## EXERCISE PROMPT
Print the entire listing. Each line must match the original exactly.
>> BEGIN RAW RECORDS
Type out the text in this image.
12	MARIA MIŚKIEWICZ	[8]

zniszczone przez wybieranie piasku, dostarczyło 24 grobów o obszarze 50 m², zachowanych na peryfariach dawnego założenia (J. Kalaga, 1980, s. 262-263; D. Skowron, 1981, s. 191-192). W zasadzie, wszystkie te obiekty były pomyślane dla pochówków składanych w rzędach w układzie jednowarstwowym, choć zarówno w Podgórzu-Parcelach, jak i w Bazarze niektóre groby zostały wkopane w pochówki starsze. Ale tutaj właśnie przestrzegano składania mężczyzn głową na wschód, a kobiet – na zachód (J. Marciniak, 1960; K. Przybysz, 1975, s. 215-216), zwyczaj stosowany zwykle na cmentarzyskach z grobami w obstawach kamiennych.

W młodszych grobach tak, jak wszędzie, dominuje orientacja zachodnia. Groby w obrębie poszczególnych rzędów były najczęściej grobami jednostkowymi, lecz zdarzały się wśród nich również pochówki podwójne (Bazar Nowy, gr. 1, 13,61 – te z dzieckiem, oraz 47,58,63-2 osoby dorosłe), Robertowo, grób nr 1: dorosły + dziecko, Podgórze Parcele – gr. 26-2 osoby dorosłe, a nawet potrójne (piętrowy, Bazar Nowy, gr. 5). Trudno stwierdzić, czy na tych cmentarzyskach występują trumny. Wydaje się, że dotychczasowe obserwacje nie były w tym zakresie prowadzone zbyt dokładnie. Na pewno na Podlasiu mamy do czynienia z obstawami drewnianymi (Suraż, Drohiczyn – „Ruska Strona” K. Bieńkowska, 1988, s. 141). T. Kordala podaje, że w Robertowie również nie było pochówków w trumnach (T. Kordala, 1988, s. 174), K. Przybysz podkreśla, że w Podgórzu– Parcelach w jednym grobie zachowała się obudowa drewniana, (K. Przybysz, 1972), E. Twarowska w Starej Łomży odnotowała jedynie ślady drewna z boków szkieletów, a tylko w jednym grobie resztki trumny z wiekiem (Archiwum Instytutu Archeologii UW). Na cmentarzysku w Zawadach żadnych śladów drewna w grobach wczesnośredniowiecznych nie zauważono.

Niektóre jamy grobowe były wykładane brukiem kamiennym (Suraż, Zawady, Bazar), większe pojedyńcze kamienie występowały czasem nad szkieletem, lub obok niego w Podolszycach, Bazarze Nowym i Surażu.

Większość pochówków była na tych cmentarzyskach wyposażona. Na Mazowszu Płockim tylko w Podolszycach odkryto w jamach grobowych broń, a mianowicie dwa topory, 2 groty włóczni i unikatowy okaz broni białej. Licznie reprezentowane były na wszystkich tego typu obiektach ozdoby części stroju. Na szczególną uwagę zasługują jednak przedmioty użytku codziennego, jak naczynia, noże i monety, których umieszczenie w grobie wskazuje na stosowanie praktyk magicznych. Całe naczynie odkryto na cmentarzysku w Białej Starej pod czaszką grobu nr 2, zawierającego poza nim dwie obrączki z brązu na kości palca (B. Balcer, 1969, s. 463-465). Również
>> END RAW RECORDS
## RESULT OF THIS TASK
Type out the text in this image.
12	MARIA MIŚKIEWICZ	[8]

zniszczone przez wybieranie piasku, dostarczyło 24 grobów o obszarze 50 m², zachowanych na peryfariach dawnego założenia (J. Kalaga, 1980, s. 262-263; D. Skowron, 1981, s. 191-192). W zasadzie, wszystkie te obiekty były pomyślane dla pochówków składanych w rzędach w układzie jednowarstwowym, choć zarówno w Podgórzu-Parcelach, jak i w Bazarze niektóre groby zostały wkopane w pochówki starsze. Ale tutaj właśnie przestrzegano składania mężczyzn głową na wschód, a kobiet – na zachód (J. Marciniak, 1960; K. Przybysz, 1975, s. 215-216), zwyczaj stosowany zwykle na cmentarzyskach z grobami w obstawach kamiennych.

W młodszych grobach tak, jak wszędzie, dominuje orientacja zachodnia. Groby w obrębie poszczególnych rzędów były najczęściej grobami jednostkowymi, lecz zdarzały się wśród nich również pochówki podwójne (Bazar Nowy, gr. 1, 13,61 – te z dzieckiem, oraz 47,58,63-2 osoby dorosłe), Robertowo, grób nr 1: dorosły + dziecko, Podgórze Parcele – gr. 26-2 osoby dorosłe, a nawet potrójne (piętrowy, Bazar Nowy, gr. 5). Trudno stwierdzić, czy na tych cmentarzyskach występują trumny. Wydaje się, że dotychczasowe obserwacje nie były w tym zakresie prowadzone zbyt dokładnie. Na pewno na Podlasiu mamy do czynienia z obstawami drewnianymi (Suraż, Drohiczyn – „Ruska Strona” K. Bieńkowska, 1988, s. 141). T. Kordala podaje, że w Robertowie również nie było pochówków w trumnach (T. Kordala, 1988, s. 174), K. Przybysz podkreśla, że w Podgórzu– Parcelach w jednym grobie zachowała się obudowa drewniana, (K. Przybysz, 1972), E. Twarowska w Starej Łomży odnotowała jedynie ślady drewna z boków szkieletów, a tylko w jednym grobie resztki trumny z wiekiem (Archiwum Instytutu Archeologii UW). Na cmentarzysku w Zawadach żadnych śladów drewna w grobach wczesnośredniowiecznych nie zauważono.

Niektóre jamy grobowe były wykładane brukiem kamiennym (Suraż, Zawady, Bazar), większe pojedyńcze kamienie występowały czasem nad szkieletem, lub obok niego w Podolszycach, Bazarze Nowym i Surażu.

Większość pochówków była na tych cmentarzyskach wyposażona. Na Mazowszu Płockim tylko w Podolszycach odkryto w jamach grobowych broń, a mianowicie dwa topory, 2 groty włóczni i unikatowy okaz broni białej. Licznie reprezentowane były na wszystkich tego typu obiektach ozdoby części stroju. Na szczególną uwagę zasługują jednak przedmioty użytku codziennego, jak naczynia, noże i monety, których umieszczenie w grobie wskazuje na stosowanie praktyk magicznych. Całe naczynie odkryto na cmentarzysku w Białej Starej pod czaszką grobu nr 2, zawierającego poza nim dwie obrączki z brązu na kości palca (B. Balcer, 1969, s. 463-465). Również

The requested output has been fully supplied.